> **Task requirements**: Write the data out again, character for character, with no images.

[Records from a collection of figures]

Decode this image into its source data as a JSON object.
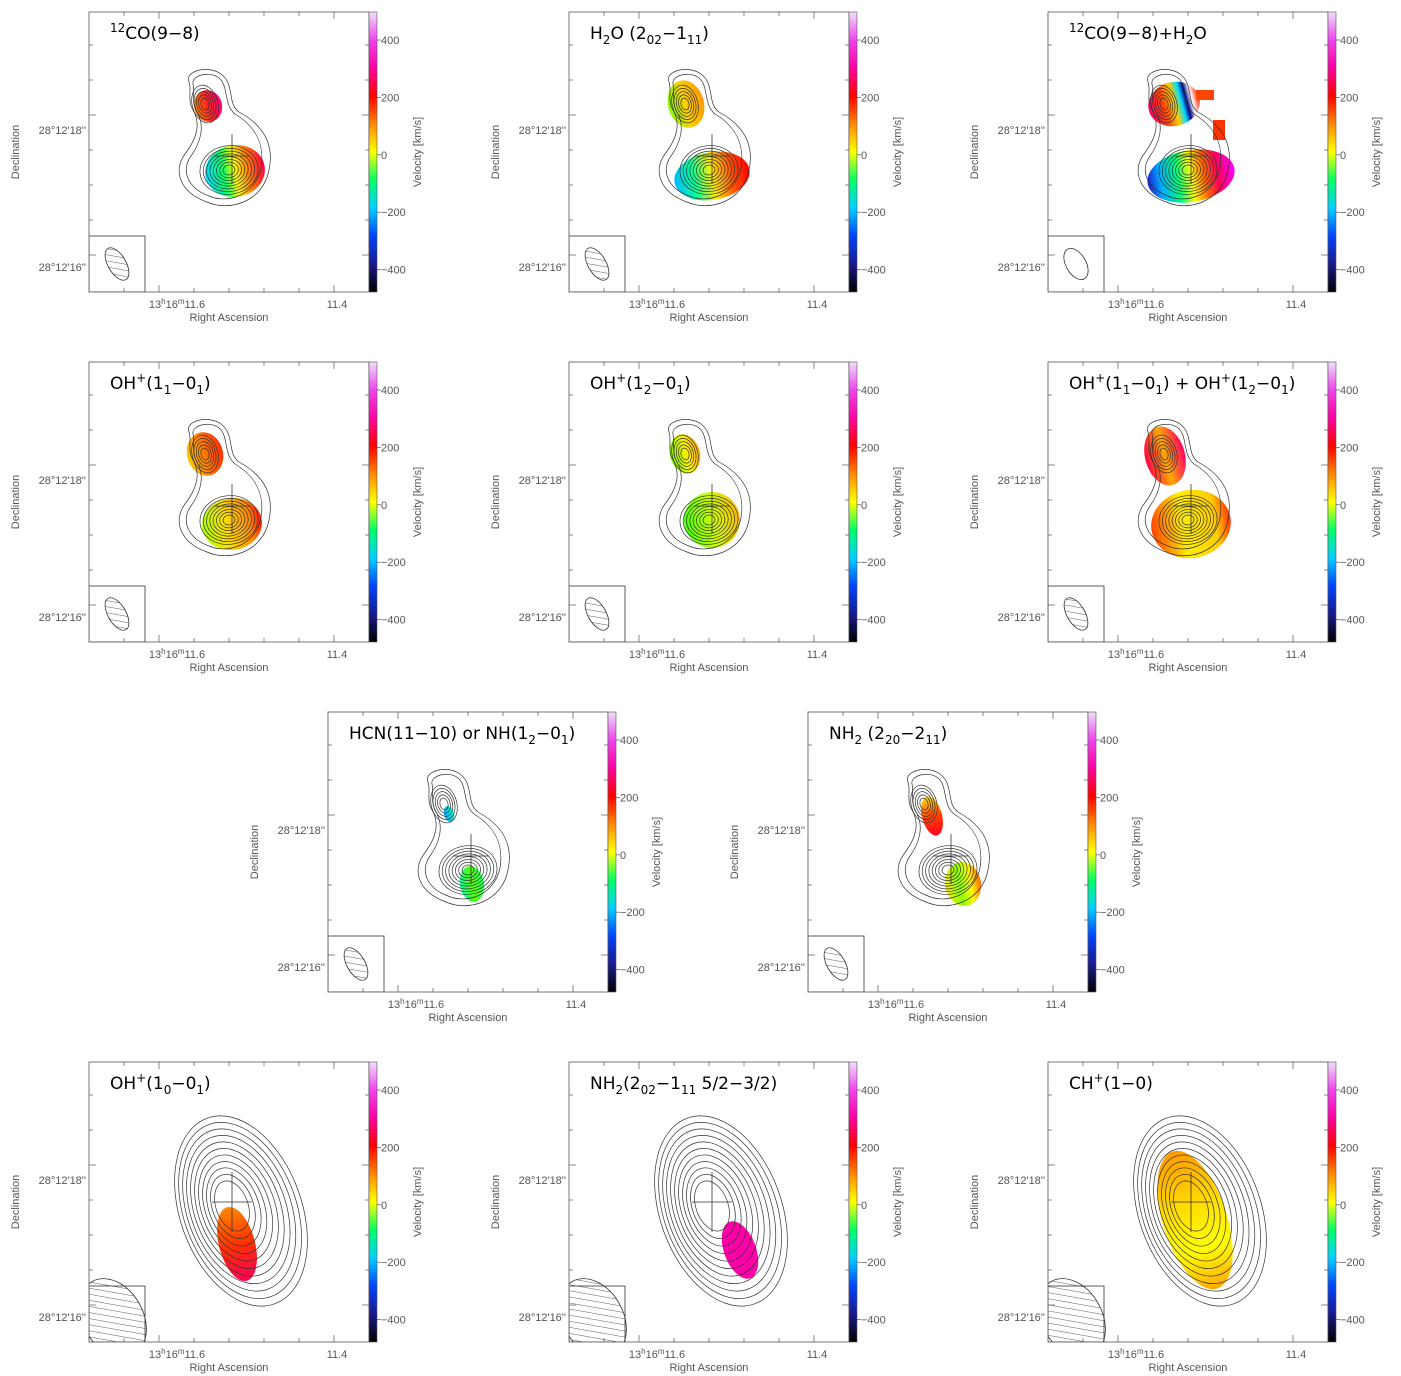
{
  "figure": {
    "colorbar": {
      "label": "Velocity [km/s]",
      "ticks": [
        "400",
        "200",
        "0",
        "−200",
        "−400"
      ],
      "stops": [
        "#000000",
        "#1a1a8c",
        "#0044ff",
        "#00cfff",
        "#00ff66",
        "#ffff00",
        "#ff8800",
        "#ff0000",
        "#ff00a0",
        "#ee44ee",
        "#f0e0f8"
      ]
    },
    "axes": {
      "xlabel": "Right Ascension",
      "ylabel": "Declination",
      "xtick_left": "13h16m11s.6",
      "xtick_right": "11s.4",
      "ytick_top": "28°12'18''",
      "ytick_bottom": "28°12'16''"
    },
    "panels": [
      {
        "title": [
          {
            "t": "12",
            "s": "sup"
          },
          {
            "t": "CO(9−8)"
          }
        ],
        "map": "co"
      },
      {
        "title": [
          {
            "t": "H"
          },
          {
            "t": "2",
            "s": "sub"
          },
          {
            "t": "O (2"
          },
          {
            "t": "02",
            "s": "sub"
          },
          {
            "t": "−1"
          },
          {
            "t": "11",
            "s": "sub"
          },
          {
            "t": ")"
          }
        ],
        "map": "h2o"
      },
      {
        "title": [
          {
            "t": "12",
            "s": "sup"
          },
          {
            "t": "CO(9−8)+H"
          },
          {
            "t": "2",
            "s": "sub"
          },
          {
            "t": "O"
          }
        ],
        "map": "combo"
      },
      {
        "title": [
          {
            "t": "OH"
          },
          {
            "t": "+",
            "s": "sup"
          },
          {
            "t": "(1"
          },
          {
            "t": "1",
            "s": "sub"
          },
          {
            "t": "−0"
          },
          {
            "t": "1",
            "s": "sub"
          },
          {
            "t": ")"
          }
        ],
        "map": "oh1"
      },
      {
        "title": [
          {
            "t": "OH"
          },
          {
            "t": "+",
            "s": "sup"
          },
          {
            "t": "(1"
          },
          {
            "t": "2",
            "s": "sub"
          },
          {
            "t": "−0"
          },
          {
            "t": "1",
            "s": "sub"
          },
          {
            "t": ")"
          }
        ],
        "map": "oh2"
      },
      {
        "title": [
          {
            "t": "OH"
          },
          {
            "t": "+",
            "s": "sup"
          },
          {
            "t": "(1"
          },
          {
            "t": "1",
            "s": "sub"
          },
          {
            "t": "−0"
          },
          {
            "t": "1",
            "s": "sub"
          },
          {
            "t": ") + OH"
          },
          {
            "t": "+",
            "s": "sup"
          },
          {
            "t": "(1"
          },
          {
            "t": "2",
            "s": "sub"
          },
          {
            "t": "−0"
          },
          {
            "t": "1",
            "s": "sub"
          },
          {
            "t": ")"
          }
        ],
        "map": "ohsum"
      },
      {
        "title": [
          {
            "t": "HCN(11−10) or NH(1"
          },
          {
            "t": "2",
            "s": "sub"
          },
          {
            "t": "−0"
          },
          {
            "t": "1",
            "s": "sub"
          },
          {
            "t": ")"
          }
        ],
        "map": "hcn"
      },
      {
        "title": [
          {
            "t": "NH"
          },
          {
            "t": "2",
            "s": "sub"
          },
          {
            "t": " (2"
          },
          {
            "t": "20",
            "s": "sub"
          },
          {
            "t": "−2"
          },
          {
            "t": "11",
            "s": "sub"
          },
          {
            "t": ")"
          }
        ],
        "map": "nh2a"
      },
      {
        "title": [
          {
            "t": "OH"
          },
          {
            "t": "+",
            "s": "sup"
          },
          {
            "t": "(1"
          },
          {
            "t": "0",
            "s": "sub"
          },
          {
            "t": "−0"
          },
          {
            "t": "1",
            "s": "sub"
          },
          {
            "t": ")"
          }
        ],
        "map": "oh0"
      },
      {
        "title": [
          {
            "t": "NH"
          },
          {
            "t": "2",
            "s": "sub"
          },
          {
            "t": "(2"
          },
          {
            "t": "02",
            "s": "sub"
          },
          {
            "t": "−1"
          },
          {
            "t": "11",
            "s": "sub"
          },
          {
            "t": " 5/2−3/2)"
          }
        ],
        "map": "nh2b"
      },
      {
        "title": [
          {
            "t": "CH"
          },
          {
            "t": "+",
            "s": "sup"
          },
          {
            "t": "(1−0)"
          }
        ],
        "map": "ch"
      }
    ]
  }
}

> **Solution**:
Decode this image into its source data as a JSON object.
{
  "figure": {
    "colorbar": {
      "label": "Velocity [km/s]",
      "ticks": [
        "400",
        "200",
        "0",
        "−200",
        "−400"
      ],
      "stops": [
        "#000000",
        "#1a1a8c",
        "#0044ff",
        "#00cfff",
        "#00ff66",
        "#ffff00",
        "#ff8800",
        "#ff0000",
        "#ff00a0",
        "#ee44ee",
        "#f0e0f8"
      ]
    },
    "axes": {
      "xlabel": "Right Ascension",
      "ylabel": "Declination",
      "xtick_left": "13h16m11s.6",
      "xtick_right": "11s.4",
      "ytick_top": "28°12'18''",
      "ytick_bottom": "28°12'16''"
    },
    "panels": [
      {
        "title": [
          {
            "t": "12",
            "s": "sup"
          },
          {
            "t": "CO(9−8)"
          }
        ],
        "map": "co"
      },
      {
        "title": [
          {
            "t": "H"
          },
          {
            "t": "2",
            "s": "sub"
          },
          {
            "t": "O (2"
          },
          {
            "t": "02",
            "s": "sub"
          },
          {
            "t": "−1"
          },
          {
            "t": "11",
            "s": "sub"
          },
          {
            "t": ")"
          }
        ],
        "map": "h2o"
      },
      {
        "title": [
          {
            "t": "12",
            "s": "sup"
          },
          {
            "t": "CO(9−8)+H"
          },
          {
            "t": "2",
            "s": "sub"
          },
          {
            "t": "O"
          }
        ],
        "map": "combo"
      },
      {
        "title": [
          {
            "t": "OH"
          },
          {
            "t": "+",
            "s": "sup"
          },
          {
            "t": "(1"
          },
          {
            "t": "1",
            "s": "sub"
          },
          {
            "t": "−0"
          },
          {
            "t": "1",
            "s": "sub"
          },
          {
            "t": ")"
          }
        ],
        "map": "oh1"
      },
      {
        "title": [
          {
            "t": "OH"
          },
          {
            "t": "+",
            "s": "sup"
          },
          {
            "t": "(1"
          },
          {
            "t": "2",
            "s": "sub"
          },
          {
            "t": "−0"
          },
          {
            "t": "1",
            "s": "sub"
          },
          {
            "t": ")"
          }
        ],
        "map": "oh2"
      },
      {
        "title": [
          {
            "t": "OH"
          },
          {
            "t": "+",
            "s": "sup"
          },
          {
            "t": "(1"
          },
          {
            "t": "1",
            "s": "sub"
          },
          {
            "t": "−0"
          },
          {
            "t": "1",
            "s": "sub"
          },
          {
            "t": ") + OH"
          },
          {
            "t": "+",
            "s": "sup"
          },
          {
            "t": "(1"
          },
          {
            "t": "2",
            "s": "sub"
          },
          {
            "t": "−0"
          },
          {
            "t": "1",
            "s": "sub"
          },
          {
            "t": ")"
          }
        ],
        "map": "ohsum"
      },
      {
        "title": [
          {
            "t": "HCN(11−10) or NH(1"
          },
          {
            "t": "2",
            "s": "sub"
          },
          {
            "t": "−0"
          },
          {
            "t": "1",
            "s": "sub"
          },
          {
            "t": ")"
          }
        ],
        "map": "hcn"
      },
      {
        "title": [
          {
            "t": "NH"
          },
          {
            "t": "2",
            "s": "sub"
          },
          {
            "t": " (2"
          },
          {
            "t": "20",
            "s": "sub"
          },
          {
            "t": "−2"
          },
          {
            "t": "11",
            "s": "sub"
          },
          {
            "t": ")"
          }
        ],
        "map": "nh2a"
      },
      {
        "title": [
          {
            "t": "OH"
          },
          {
            "t": "+",
            "s": "sup"
          },
          {
            "t": "(1"
          },
          {
            "t": "0",
            "s": "sub"
          },
          {
            "t": "−0"
          },
          {
            "t": "1",
            "s": "sub"
          },
          {
            "t": ")"
          }
        ],
        "map": "oh0"
      },
      {
        "title": [
          {
            "t": "NH"
          },
          {
            "t": "2",
            "s": "sub"
          },
          {
            "t": "(2"
          },
          {
            "t": "02",
            "s": "sub"
          },
          {
            "t": "−1"
          },
          {
            "t": "11",
            "s": "sub"
          },
          {
            "t": " 5/2−3/2)"
          }
        ],
        "map": "nh2b"
      },
      {
        "title": [
          {
            "t": "CH"
          },
          {
            "t": "+",
            "s": "sup"
          },
          {
            "t": "(1−0)"
          }
        ],
        "map": "ch"
      }
    ]
  }
}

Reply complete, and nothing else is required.